*DATASET RECORDS*.
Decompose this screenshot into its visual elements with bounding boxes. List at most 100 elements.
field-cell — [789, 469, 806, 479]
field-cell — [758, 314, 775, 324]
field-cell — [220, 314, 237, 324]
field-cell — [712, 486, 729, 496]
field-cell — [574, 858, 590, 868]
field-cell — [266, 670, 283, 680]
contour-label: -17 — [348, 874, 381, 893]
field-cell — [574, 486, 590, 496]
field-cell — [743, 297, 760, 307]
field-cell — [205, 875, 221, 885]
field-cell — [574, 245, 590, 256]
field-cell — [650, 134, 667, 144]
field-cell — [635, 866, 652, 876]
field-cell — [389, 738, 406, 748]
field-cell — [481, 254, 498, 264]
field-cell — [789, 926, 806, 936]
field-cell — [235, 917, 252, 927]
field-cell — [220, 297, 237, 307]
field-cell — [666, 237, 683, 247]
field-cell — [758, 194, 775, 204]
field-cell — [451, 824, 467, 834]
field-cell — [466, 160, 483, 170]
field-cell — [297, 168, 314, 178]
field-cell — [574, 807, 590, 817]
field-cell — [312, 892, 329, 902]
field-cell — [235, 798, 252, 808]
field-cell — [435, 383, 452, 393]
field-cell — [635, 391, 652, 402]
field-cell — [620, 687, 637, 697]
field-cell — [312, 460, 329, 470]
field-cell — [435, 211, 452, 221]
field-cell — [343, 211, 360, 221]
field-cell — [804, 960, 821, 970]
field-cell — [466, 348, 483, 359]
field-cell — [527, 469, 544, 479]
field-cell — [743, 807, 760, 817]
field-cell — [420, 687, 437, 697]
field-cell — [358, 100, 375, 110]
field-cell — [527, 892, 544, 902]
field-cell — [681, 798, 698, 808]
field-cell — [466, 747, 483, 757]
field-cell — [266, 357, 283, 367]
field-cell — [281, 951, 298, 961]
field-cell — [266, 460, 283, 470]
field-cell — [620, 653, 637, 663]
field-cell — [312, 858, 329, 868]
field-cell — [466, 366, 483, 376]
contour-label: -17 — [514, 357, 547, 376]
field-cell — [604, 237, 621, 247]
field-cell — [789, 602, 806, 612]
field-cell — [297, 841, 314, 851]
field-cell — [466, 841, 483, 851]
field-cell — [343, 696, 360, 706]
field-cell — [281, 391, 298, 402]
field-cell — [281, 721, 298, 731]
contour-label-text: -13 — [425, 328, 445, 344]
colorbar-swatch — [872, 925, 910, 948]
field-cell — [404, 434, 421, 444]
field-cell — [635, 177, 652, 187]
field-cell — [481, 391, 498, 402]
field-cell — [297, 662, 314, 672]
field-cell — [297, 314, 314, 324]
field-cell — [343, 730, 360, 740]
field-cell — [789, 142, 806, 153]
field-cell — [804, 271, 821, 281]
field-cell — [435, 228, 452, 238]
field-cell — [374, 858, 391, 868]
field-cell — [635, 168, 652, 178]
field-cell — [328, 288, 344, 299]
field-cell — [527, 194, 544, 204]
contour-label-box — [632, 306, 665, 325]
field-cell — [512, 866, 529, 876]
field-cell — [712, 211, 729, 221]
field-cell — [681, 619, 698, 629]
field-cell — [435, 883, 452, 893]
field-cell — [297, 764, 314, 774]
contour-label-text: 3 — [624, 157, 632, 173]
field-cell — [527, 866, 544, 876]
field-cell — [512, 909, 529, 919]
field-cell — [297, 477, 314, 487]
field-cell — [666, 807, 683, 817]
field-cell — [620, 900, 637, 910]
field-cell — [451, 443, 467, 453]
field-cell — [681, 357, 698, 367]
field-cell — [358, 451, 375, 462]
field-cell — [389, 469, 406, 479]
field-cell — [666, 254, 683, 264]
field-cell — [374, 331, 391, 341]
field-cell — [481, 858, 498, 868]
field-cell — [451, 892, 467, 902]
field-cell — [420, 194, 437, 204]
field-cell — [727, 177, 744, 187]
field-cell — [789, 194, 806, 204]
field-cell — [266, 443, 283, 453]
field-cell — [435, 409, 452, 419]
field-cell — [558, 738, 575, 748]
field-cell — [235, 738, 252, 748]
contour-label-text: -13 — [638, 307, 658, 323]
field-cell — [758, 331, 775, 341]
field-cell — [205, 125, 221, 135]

*JOB*. Rewrite every line of the material above, changing "colorbar-swatch" to "legend-swatch" and leaving everything else as it is.

*TASK SOLUTION*.
Decompose this screenshot into its visual elements with bounding boxes. List at most 100 elements.
field-cell — [789, 469, 806, 479]
field-cell — [758, 314, 775, 324]
field-cell — [220, 314, 237, 324]
field-cell — [712, 486, 729, 496]
field-cell — [574, 858, 590, 868]
field-cell — [266, 670, 283, 680]
contour-label: -17 — [348, 874, 381, 893]
field-cell — [574, 486, 590, 496]
field-cell — [743, 297, 760, 307]
field-cell — [205, 875, 221, 885]
field-cell — [574, 245, 590, 256]
field-cell — [650, 134, 667, 144]
field-cell — [635, 866, 652, 876]
field-cell — [389, 738, 406, 748]
field-cell — [481, 254, 498, 264]
field-cell — [789, 926, 806, 936]
field-cell — [235, 917, 252, 927]
field-cell — [220, 297, 237, 307]
field-cell — [666, 237, 683, 247]
field-cell — [758, 194, 775, 204]
field-cell — [451, 824, 467, 834]
field-cell — [466, 160, 483, 170]
field-cell — [297, 168, 314, 178]
field-cell — [574, 807, 590, 817]
field-cell — [312, 892, 329, 902]
field-cell — [235, 798, 252, 808]
field-cell — [435, 383, 452, 393]
field-cell — [635, 391, 652, 402]
field-cell — [620, 687, 637, 697]
field-cell — [312, 460, 329, 470]
field-cell — [435, 211, 452, 221]
field-cell — [343, 211, 360, 221]
field-cell — [804, 960, 821, 970]
field-cell — [466, 348, 483, 359]
field-cell — [527, 469, 544, 479]
field-cell — [743, 807, 760, 817]
field-cell — [420, 687, 437, 697]
field-cell — [358, 100, 375, 110]
field-cell — [527, 892, 544, 902]
field-cell — [681, 798, 698, 808]
field-cell — [466, 747, 483, 757]
field-cell — [266, 357, 283, 367]
field-cell — [281, 951, 298, 961]
field-cell — [266, 460, 283, 470]
field-cell — [620, 653, 637, 663]
field-cell — [312, 858, 329, 868]
field-cell — [466, 366, 483, 376]
contour-label: -17 — [514, 357, 547, 376]
field-cell — [604, 237, 621, 247]
field-cell — [789, 602, 806, 612]
field-cell — [297, 841, 314, 851]
field-cell — [466, 841, 483, 851]
field-cell — [343, 696, 360, 706]
field-cell — [281, 391, 298, 402]
field-cell — [281, 721, 298, 731]
contour-label-text: -13 — [425, 328, 445, 344]
legend-swatch — [872, 925, 910, 948]
field-cell — [404, 434, 421, 444]
field-cell — [635, 177, 652, 187]
field-cell — [481, 391, 498, 402]
field-cell — [297, 662, 314, 672]
field-cell — [297, 314, 314, 324]
field-cell — [343, 730, 360, 740]
field-cell — [789, 142, 806, 153]
field-cell — [804, 271, 821, 281]
field-cell — [435, 228, 452, 238]
field-cell — [374, 858, 391, 868]
field-cell — [635, 168, 652, 178]
field-cell — [328, 288, 344, 299]
field-cell — [527, 194, 544, 204]
contour-label-box — [632, 306, 665, 325]
field-cell — [512, 866, 529, 876]
field-cell — [712, 211, 729, 221]
field-cell — [681, 619, 698, 629]
field-cell — [435, 883, 452, 893]
field-cell — [297, 764, 314, 774]
contour-label-text: 3 — [624, 157, 632, 173]
field-cell — [527, 866, 544, 876]
field-cell — [512, 909, 529, 919]
field-cell — [297, 477, 314, 487]
field-cell — [666, 807, 683, 817]
field-cell — [620, 900, 637, 910]
field-cell — [451, 443, 467, 453]
field-cell — [681, 357, 698, 367]
field-cell — [358, 451, 375, 462]
field-cell — [389, 469, 406, 479]
field-cell — [666, 254, 683, 264]
field-cell — [374, 331, 391, 341]
field-cell — [481, 858, 498, 868]
field-cell — [451, 892, 467, 902]
field-cell — [420, 194, 437, 204]
field-cell — [727, 177, 744, 187]
field-cell — [789, 194, 806, 204]
field-cell — [266, 443, 283, 453]
field-cell — [435, 409, 452, 419]
field-cell — [558, 738, 575, 748]
field-cell — [235, 738, 252, 748]
contour-label-text: -13 — [638, 307, 658, 323]
field-cell — [758, 331, 775, 341]
field-cell — [205, 125, 221, 135]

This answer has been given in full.